CHALLENGE ::
Collect each line of the records containing the string "Conditions".

LISTED RECORDS ::
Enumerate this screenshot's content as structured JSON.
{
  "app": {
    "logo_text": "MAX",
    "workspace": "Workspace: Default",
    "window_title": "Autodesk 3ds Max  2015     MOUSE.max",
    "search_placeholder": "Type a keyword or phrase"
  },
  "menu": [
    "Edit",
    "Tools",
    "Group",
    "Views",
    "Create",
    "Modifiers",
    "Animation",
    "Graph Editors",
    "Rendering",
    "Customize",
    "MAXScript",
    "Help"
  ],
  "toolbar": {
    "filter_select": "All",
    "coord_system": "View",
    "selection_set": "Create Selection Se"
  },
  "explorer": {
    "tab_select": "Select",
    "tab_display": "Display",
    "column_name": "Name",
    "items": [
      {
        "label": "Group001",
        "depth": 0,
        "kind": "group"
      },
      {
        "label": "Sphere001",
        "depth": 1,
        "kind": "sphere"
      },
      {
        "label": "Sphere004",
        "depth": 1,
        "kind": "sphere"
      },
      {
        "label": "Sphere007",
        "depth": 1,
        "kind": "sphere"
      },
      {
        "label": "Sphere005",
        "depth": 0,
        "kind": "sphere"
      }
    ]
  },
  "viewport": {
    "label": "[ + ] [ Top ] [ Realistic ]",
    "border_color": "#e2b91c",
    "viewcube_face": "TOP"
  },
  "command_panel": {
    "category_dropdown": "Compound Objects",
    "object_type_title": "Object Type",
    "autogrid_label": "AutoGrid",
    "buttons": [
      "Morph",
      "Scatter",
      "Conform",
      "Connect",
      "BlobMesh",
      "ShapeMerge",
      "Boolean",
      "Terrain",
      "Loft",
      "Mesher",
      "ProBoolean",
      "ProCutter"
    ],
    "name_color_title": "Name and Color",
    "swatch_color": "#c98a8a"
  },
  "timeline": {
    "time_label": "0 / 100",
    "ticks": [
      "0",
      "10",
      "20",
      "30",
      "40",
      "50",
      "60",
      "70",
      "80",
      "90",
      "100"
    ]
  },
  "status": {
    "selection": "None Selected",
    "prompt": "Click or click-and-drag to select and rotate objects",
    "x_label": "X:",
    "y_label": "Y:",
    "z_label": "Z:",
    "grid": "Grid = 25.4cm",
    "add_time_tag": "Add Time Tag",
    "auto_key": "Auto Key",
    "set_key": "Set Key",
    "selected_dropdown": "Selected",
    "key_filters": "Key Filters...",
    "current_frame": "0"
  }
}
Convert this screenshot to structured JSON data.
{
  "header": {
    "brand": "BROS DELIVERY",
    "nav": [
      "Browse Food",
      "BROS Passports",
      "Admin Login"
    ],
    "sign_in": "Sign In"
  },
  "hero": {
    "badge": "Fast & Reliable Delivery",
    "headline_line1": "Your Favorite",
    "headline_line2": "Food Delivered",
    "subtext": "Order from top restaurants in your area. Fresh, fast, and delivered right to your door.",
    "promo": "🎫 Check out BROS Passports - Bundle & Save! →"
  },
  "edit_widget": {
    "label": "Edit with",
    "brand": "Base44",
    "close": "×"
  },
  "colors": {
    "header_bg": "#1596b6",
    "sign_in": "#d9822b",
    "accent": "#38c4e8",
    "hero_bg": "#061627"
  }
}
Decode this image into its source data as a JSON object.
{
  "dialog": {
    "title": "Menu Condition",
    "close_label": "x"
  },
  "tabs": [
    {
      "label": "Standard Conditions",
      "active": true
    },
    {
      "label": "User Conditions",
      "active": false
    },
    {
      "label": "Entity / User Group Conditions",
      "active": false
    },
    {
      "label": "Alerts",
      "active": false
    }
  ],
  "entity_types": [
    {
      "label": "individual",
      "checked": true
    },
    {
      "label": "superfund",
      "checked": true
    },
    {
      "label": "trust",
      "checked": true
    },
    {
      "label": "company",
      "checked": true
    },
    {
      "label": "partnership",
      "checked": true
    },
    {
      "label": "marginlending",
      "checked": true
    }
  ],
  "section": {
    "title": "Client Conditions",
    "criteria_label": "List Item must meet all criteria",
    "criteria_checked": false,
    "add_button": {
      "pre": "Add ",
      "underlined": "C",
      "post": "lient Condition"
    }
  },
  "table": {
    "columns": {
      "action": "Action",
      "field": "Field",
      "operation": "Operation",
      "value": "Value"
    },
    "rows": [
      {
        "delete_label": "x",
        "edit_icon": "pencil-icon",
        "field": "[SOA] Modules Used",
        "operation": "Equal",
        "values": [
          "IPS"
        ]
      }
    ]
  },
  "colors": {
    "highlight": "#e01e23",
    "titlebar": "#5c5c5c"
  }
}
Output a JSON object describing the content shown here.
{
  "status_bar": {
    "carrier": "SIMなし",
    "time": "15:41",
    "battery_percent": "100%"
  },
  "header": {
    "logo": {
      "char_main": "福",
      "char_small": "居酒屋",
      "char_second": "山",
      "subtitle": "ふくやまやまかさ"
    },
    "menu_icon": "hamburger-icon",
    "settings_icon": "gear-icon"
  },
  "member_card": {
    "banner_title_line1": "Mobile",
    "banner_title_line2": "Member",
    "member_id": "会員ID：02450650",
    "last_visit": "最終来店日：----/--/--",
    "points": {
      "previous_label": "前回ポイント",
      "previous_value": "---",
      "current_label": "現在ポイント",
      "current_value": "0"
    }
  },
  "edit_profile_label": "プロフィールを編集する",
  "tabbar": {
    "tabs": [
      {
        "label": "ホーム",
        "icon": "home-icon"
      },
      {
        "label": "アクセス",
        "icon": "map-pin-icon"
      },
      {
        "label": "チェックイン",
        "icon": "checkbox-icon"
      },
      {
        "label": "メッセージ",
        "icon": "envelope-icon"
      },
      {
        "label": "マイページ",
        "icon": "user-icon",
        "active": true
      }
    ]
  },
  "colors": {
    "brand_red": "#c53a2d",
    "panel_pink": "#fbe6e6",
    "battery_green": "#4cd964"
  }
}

ANSWER TO THE EXERCISE ::
      "label": "Standard Conditions",
      "label": "User Conditions",
      "label": "Entity / User Group Conditions",
    "title": "Client Conditions",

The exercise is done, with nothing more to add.